Collect every line in the records below that contains the word "Times".
* Start DATASET RECORDS *
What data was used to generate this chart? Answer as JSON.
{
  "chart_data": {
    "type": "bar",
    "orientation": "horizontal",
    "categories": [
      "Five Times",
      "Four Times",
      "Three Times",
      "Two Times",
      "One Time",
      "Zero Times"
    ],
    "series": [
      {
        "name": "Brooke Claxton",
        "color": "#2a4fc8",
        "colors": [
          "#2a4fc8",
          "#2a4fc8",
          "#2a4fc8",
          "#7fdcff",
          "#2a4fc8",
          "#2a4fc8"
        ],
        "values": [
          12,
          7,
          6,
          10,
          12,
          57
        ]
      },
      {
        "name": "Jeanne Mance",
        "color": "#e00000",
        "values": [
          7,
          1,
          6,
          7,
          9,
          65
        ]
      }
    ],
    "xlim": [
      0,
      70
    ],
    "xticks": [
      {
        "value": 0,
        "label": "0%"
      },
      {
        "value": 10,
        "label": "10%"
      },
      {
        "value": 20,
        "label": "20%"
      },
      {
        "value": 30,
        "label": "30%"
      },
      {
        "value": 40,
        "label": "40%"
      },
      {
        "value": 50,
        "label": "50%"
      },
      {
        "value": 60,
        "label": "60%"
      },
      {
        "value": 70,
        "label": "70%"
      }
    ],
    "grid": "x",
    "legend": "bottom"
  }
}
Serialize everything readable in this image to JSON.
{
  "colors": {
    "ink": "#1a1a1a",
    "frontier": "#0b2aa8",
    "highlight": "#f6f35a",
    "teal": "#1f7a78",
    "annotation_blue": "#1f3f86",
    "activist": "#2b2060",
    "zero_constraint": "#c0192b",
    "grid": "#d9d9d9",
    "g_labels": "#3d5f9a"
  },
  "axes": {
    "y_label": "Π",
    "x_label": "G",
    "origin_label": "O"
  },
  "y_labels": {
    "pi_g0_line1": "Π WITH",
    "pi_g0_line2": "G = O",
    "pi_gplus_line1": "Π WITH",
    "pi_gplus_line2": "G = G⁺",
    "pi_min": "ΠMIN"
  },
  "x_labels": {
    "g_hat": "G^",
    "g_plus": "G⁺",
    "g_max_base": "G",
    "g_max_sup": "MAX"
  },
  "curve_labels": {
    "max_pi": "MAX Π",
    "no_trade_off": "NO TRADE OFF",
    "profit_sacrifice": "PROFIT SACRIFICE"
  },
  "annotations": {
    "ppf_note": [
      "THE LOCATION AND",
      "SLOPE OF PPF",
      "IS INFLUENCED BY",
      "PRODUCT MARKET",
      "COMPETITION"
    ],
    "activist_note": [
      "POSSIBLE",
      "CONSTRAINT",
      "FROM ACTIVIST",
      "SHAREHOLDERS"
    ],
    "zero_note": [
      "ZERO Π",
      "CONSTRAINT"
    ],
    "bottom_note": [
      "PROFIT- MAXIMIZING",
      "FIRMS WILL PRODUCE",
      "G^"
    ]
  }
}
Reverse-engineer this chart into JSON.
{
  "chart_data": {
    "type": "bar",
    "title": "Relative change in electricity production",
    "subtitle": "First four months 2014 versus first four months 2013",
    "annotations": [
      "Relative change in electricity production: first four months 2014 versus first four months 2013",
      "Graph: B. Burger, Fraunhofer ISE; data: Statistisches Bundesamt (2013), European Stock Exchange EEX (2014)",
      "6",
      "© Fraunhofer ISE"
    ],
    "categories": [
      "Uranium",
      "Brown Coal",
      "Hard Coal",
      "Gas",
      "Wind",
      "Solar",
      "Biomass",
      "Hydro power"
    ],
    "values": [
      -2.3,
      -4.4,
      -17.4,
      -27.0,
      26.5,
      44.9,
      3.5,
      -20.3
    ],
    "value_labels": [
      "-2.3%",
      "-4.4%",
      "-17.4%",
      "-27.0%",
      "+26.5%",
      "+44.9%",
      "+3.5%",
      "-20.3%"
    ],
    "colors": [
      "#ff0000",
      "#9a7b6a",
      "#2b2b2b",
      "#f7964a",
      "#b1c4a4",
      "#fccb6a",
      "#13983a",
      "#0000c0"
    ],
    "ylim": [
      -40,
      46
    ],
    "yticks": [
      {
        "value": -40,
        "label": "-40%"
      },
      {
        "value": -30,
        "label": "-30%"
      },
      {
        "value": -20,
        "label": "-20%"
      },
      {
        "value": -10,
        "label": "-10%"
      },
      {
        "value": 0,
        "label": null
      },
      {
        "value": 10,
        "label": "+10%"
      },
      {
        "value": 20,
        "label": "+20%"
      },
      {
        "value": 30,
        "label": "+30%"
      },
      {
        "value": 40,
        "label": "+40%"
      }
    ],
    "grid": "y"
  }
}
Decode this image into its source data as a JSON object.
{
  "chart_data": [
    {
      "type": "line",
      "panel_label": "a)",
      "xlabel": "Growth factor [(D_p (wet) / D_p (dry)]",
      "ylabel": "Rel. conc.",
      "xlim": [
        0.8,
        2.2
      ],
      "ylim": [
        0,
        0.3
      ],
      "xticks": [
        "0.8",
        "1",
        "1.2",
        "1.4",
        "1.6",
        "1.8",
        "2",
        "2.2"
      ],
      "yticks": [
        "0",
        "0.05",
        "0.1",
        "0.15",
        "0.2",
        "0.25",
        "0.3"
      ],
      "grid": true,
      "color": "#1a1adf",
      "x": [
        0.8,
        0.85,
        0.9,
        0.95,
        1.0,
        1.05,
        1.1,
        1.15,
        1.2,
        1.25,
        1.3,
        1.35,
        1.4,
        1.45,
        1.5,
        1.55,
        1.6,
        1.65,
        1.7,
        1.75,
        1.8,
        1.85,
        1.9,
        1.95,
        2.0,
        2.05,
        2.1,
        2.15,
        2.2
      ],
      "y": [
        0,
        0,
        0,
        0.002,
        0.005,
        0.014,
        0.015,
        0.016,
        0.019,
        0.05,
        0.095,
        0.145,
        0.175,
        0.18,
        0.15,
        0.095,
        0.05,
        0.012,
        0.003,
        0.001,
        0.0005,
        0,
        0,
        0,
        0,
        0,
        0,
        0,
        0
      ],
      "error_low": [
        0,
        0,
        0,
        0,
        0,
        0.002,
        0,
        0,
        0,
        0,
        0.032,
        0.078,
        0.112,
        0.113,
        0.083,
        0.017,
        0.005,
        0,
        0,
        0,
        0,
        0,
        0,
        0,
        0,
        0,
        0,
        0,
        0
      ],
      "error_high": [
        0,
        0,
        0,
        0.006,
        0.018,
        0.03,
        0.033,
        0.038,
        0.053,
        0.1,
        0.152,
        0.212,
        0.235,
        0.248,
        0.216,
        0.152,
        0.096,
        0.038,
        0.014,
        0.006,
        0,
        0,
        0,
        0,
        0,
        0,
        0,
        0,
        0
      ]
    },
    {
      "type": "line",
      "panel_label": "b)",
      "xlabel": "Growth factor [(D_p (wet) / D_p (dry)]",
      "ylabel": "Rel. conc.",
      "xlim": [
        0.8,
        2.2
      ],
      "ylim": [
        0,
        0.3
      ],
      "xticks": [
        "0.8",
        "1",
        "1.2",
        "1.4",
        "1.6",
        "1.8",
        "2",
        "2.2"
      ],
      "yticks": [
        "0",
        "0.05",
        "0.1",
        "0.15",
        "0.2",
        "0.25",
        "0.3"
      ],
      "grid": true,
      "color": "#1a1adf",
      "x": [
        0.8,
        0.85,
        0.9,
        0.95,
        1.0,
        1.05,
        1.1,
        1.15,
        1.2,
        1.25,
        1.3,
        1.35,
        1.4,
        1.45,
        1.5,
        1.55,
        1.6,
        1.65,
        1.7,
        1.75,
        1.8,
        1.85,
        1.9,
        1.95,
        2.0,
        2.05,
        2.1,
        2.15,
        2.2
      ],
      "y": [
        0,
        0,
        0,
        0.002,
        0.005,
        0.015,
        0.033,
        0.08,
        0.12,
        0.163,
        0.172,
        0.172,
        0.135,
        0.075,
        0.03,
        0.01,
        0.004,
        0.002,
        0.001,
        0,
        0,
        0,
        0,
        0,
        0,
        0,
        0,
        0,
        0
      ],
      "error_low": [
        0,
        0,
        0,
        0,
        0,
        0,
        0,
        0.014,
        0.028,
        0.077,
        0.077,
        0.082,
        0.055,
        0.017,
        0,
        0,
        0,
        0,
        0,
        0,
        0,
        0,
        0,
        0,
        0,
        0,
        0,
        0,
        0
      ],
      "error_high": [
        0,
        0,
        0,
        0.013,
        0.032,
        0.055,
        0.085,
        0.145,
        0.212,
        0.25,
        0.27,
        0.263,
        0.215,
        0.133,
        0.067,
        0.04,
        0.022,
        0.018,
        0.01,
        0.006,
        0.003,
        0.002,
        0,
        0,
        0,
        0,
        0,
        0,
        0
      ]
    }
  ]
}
* End DATASET RECORDS *
■ **EXERCISE OUTPUT**
      "Five Times",
      "Four Times",
      "Three Times",
      "Two Times",
      "Zero Times"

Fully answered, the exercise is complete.